→ **WHAT THE TASK REQUIRES**:
Repeat each of the following items line for line, leaving out the pictures.

→ **RECORD EXTRACTS**:
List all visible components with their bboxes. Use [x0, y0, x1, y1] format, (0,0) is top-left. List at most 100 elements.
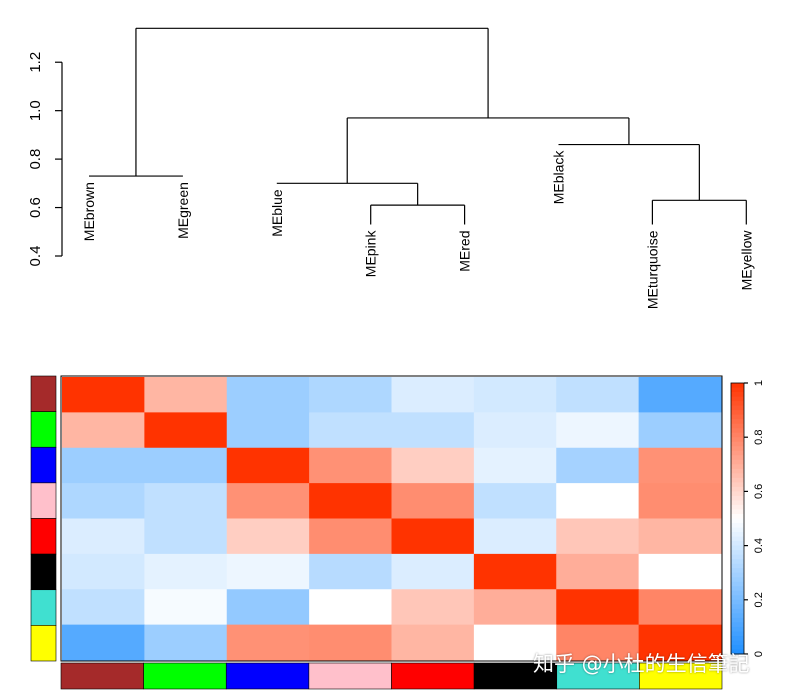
- colorbar-tick-label: 1: [753, 380, 765, 386]
- colorbar-segment: [731, 455, 744, 461]
- heatmap-cell: [309, 518, 392, 555]
- colorbar-segment: [731, 464, 744, 470]
- dendrogram-leaf-label: MEbrown: [81, 182, 97, 241]
- dendrogram-leaf-labels: MEbrown MEgreen MEblue MEpink MEred MEblack ME…: [81, 150, 754, 310]
- y-axis-tick-label: 1.2: [27, 52, 44, 73]
- heatmap-cell: [144, 377, 228, 413]
- heatmap-cell: [62, 447, 145, 484]
- heatmap-cell: [473, 589, 557, 626]
- colorbar-segment: [731, 617, 744, 623]
- heatmap-cell: [309, 412, 392, 449]
- colorbar-segment: [731, 473, 744, 479]
- dendrogram-tree: [89, 27, 747, 225]
- colorbar-tick-label: 0.2: [753, 592, 765, 607]
- colorbar-segment: [731, 450, 744, 456]
- colorbar-segment: [731, 401, 744, 407]
- colorbar-segment: [731, 590, 744, 596]
- dendrogram-y-axis: 0.4 0.6 0.8 1.0 1.2: [27, 52, 63, 267]
- colorbar-segment: [731, 649, 744, 655]
- heatmap-cell: [638, 518, 722, 555]
- colorbar-segment: [731, 446, 744, 452]
- colorbar-segment: [731, 559, 744, 565]
- colorbar-segment: [731, 432, 744, 438]
- colorbar-segment: [731, 482, 744, 488]
- heatmap-row-color-bar: [30, 375, 57, 662]
- heatmap-cell: [473, 553, 557, 590]
- dendrogram-leaf-label: MEyellow: [738, 230, 754, 291]
- heatmap-cell: [638, 589, 722, 626]
- column-color-swatch: [473, 662, 558, 690]
- heatmap-cell: [144, 589, 228, 626]
- y-axis-tick-label: 0.6: [27, 197, 44, 218]
- colorbar-segment: [731, 419, 744, 425]
- heatmap-cell: [556, 377, 640, 413]
- colorbar-segment: [731, 405, 744, 411]
- row-color-swatch: [30, 482, 57, 519]
- column-color-swatch: [225, 662, 310, 690]
- heatmap-cell: [391, 377, 475, 413]
- heatmap-cell: [144, 412, 228, 449]
- heatmap-cell: [638, 412, 722, 449]
- colorbar-segment: [731, 396, 744, 402]
- heatmap-cell: [556, 483, 640, 519]
- heatmap-cell: [62, 589, 145, 626]
- colorbar-segment: [731, 545, 744, 551]
- row-color-swatch: [30, 589, 57, 626]
- heatmap-cell: [309, 589, 392, 626]
- row-color-swatch: [30, 375, 57, 412]
- heatmap-cell: [309, 624, 392, 661]
- heatmap-cell: [309, 553, 392, 590]
- heatmap-cell: [62, 624, 145, 661]
- colorbar-segment: [731, 491, 744, 497]
- watermark: 知乎 @小杜的生信筆記: [533, 652, 750, 676]
- colorbar-segment: [731, 581, 744, 587]
- colorbar-segment: [731, 577, 744, 583]
- colorbar-segment: [731, 383, 744, 389]
- dendrogram-leaf-label: MEpink: [363, 230, 379, 278]
- column-color-swatch: [639, 662, 723, 690]
- heatmap-cell: [226, 589, 310, 626]
- heatmap-cell: [556, 412, 640, 449]
- heatmap-cell: [62, 483, 145, 519]
- dendrogram-leaf-label: MEblack: [551, 150, 567, 205]
- row-color-swatch: [30, 446, 57, 484]
- colorbar-segment: [731, 572, 744, 578]
- colorbar-segment: [731, 613, 744, 619]
- colorbar-tick-label: 0.4: [753, 538, 765, 553]
- colorbar-segment: [731, 410, 744, 416]
- colorbar-segment: [731, 423, 744, 429]
- heatmap-cell: [391, 483, 475, 519]
- colorbar-tick-label: 0: [753, 651, 765, 657]
- colorbar-segment: [731, 428, 744, 434]
- colorbar-segment: [731, 640, 744, 646]
- heatmap-cell: [473, 447, 557, 484]
- colorbar-segment: [731, 486, 744, 492]
- heatmap-cell: [556, 518, 640, 555]
- heatmap-border: [60, 375, 723, 662]
- colorbar-segment: [731, 536, 744, 542]
- y-axis-tick-label: 0.4: [27, 246, 44, 267]
- heatmap-cell: [391, 589, 475, 626]
- heatmap-cell: [556, 553, 640, 590]
- heatmap-cell: [226, 447, 310, 484]
- heatmap-cell: [638, 624, 722, 661]
- heatmap-cell: [638, 483, 722, 519]
- colorbar-segment: [731, 495, 744, 502]
- heatmap-cell: [62, 377, 145, 413]
- colorbar-segment: [731, 554, 744, 560]
- dendrogram-leaf-label: MEturquoise: [644, 230, 660, 309]
- heatmap-cell: [638, 447, 722, 484]
- heatmap-cell: [309, 447, 392, 484]
- colorbar-segment: [731, 414, 744, 420]
- heatmap-cells: [62, 377, 722, 661]
- colorbar-segment: [731, 604, 744, 610]
- heatmap-cell: [473, 377, 557, 413]
- heatmap-cell: [556, 589, 640, 626]
- colorbar-border: [730, 382, 745, 655]
- column-color-swatch: [391, 662, 475, 690]
- heatmap-cell: [144, 553, 228, 590]
- heatmap-cell: [309, 483, 392, 519]
- colorbar-segment: [731, 513, 744, 520]
- heatmap-cell: [638, 553, 722, 590]
- heatmap-cell: [391, 447, 475, 484]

→ **REPLY TO THE TASK**:
List all visible components with their bboxes. Use [x0, y0, x1, y1] format, (0,0) is top-left. List at most 100 elements.
- colorbar-tick-label: 1: [753, 380, 765, 386]
- colorbar-segment: [731, 455, 744, 461]
- heatmap-cell: [309, 518, 392, 555]
- colorbar-segment: [731, 464, 744, 470]
- dendrogram-leaf-label: MEbrown: [81, 182, 97, 241]
- dendrogram-leaf-labels: MEbrown MEgreen MEblue MEpink MEred MEblack ME…: [81, 150, 754, 310]
- y-axis-tick-label: 1.2: [27, 52, 44, 73]
- heatmap-cell: [144, 377, 228, 413]
- heatmap-cell: [62, 447, 145, 484]
- heatmap-cell: [473, 589, 557, 626]
- colorbar-segment: [731, 617, 744, 623]
- heatmap-cell: [309, 412, 392, 449]
- colorbar-segment: [731, 473, 744, 479]
- dendrogram-tree: [89, 27, 747, 225]
- colorbar-tick-label: 0.2: [753, 592, 765, 607]
- colorbar-segment: [731, 450, 744, 456]
- colorbar-segment: [731, 401, 744, 407]
- colorbar-segment: [731, 590, 744, 596]
- dendrogram-y-axis: 0.4 0.6 0.8 1.0 1.2: [27, 52, 63, 267]
- colorbar-segment: [731, 649, 744, 655]
- heatmap-cell: [638, 518, 722, 555]
- colorbar-segment: [731, 446, 744, 452]
- colorbar-segment: [731, 559, 744, 565]
- colorbar-segment: [731, 432, 744, 438]
- colorbar-segment: [731, 482, 744, 488]
- heatmap-row-color-bar: [30, 375, 57, 662]
- heatmap-cell: [473, 553, 557, 590]
- dendrogram-leaf-label: MEyellow: [738, 230, 754, 291]
- heatmap-cell: [638, 589, 722, 626]
- column-color-swatch: [473, 662, 558, 690]
- heatmap-cell: [144, 589, 228, 626]
- y-axis-tick-label: 0.6: [27, 197, 44, 218]
- colorbar-segment: [731, 419, 744, 425]
- heatmap-cell: [556, 377, 640, 413]
- colorbar-segment: [731, 405, 744, 411]
- row-color-swatch: [30, 482, 57, 519]
- column-color-swatch: [225, 662, 310, 690]
- heatmap-cell: [391, 377, 475, 413]
- heatmap-cell: [144, 412, 228, 449]
- heatmap-cell: [638, 412, 722, 449]
- colorbar-segment: [731, 396, 744, 402]
- heatmap-cell: [556, 483, 640, 519]
- heatmap-cell: [62, 589, 145, 626]
- colorbar-segment: [731, 545, 744, 551]
- row-color-swatch: [30, 589, 57, 626]
- heatmap-cell: [309, 589, 392, 626]
- row-color-swatch: [30, 375, 57, 412]
- heatmap-cell: [309, 624, 392, 661]
- heatmap-cell: [309, 553, 392, 590]
- heatmap-cell: [62, 624, 145, 661]
- colorbar-segment: [731, 491, 744, 497]
- watermark: 知乎 @小杜的生信筆記: [533, 652, 750, 676]
- colorbar-segment: [731, 581, 744, 587]
- colorbar-segment: [731, 577, 744, 583]
- colorbar-segment: [731, 383, 744, 389]
- dendrogram-leaf-label: MEpink: [363, 230, 379, 278]
- column-color-swatch: [639, 662, 723, 690]
- heatmap-cell: [226, 589, 310, 626]
- heatmap-cell: [556, 412, 640, 449]
- heatmap-cell: [62, 483, 145, 519]
- dendrogram-leaf-label: MEblack: [551, 150, 567, 205]
- row-color-swatch: [30, 446, 57, 484]
- colorbar-segment: [731, 572, 744, 578]
- colorbar-segment: [731, 613, 744, 619]
- colorbar-tick-label: 0.4: [753, 538, 765, 553]
- colorbar-segment: [731, 410, 744, 416]
- colorbar-segment: [731, 423, 744, 429]
- heatmap-cell: [391, 483, 475, 519]
- colorbar-tick-label: 0: [753, 651, 765, 657]
- colorbar-segment: [731, 428, 744, 434]
- colorbar-segment: [731, 640, 744, 646]
- heatmap-cell: [473, 447, 557, 484]
- colorbar-segment: [731, 486, 744, 492]
- heatmap-cell: [556, 518, 640, 555]
- heatmap-border: [60, 375, 723, 662]
- colorbar-segment: [731, 536, 744, 542]
- y-axis-tick-label: 0.4: [27, 246, 44, 267]
- heatmap-cell: [391, 589, 475, 626]
- heatmap-cell: [556, 553, 640, 590]
- heatmap-cell: [226, 447, 310, 484]
- heatmap-cell: [638, 624, 722, 661]
- heatmap-cell: [638, 483, 722, 519]
- colorbar-segment: [731, 495, 744, 502]
- heatmap-cell: [62, 377, 145, 413]
- colorbar-segment: [731, 554, 744, 560]
- dendrogram-leaf-label: MEturquoise: [644, 230, 660, 309]
- heatmap-cell: [638, 447, 722, 484]
- heatmap-cell: [309, 447, 392, 484]
- colorbar-segment: [731, 414, 744, 420]
- heatmap-cells: [62, 377, 722, 661]
- colorbar-segment: [731, 604, 744, 610]
- heatmap-cell: [473, 377, 557, 413]
- heatmap-cell: [556, 589, 640, 626]
- colorbar-border: [730, 382, 745, 655]
- column-color-swatch: [391, 662, 475, 690]
- heatmap-cell: [144, 553, 228, 590]
- heatmap-cell: [309, 483, 392, 519]
- colorbar-segment: [731, 513, 744, 520]
- heatmap-cell: [638, 553, 722, 590]
- heatmap-cell: [391, 447, 475, 484]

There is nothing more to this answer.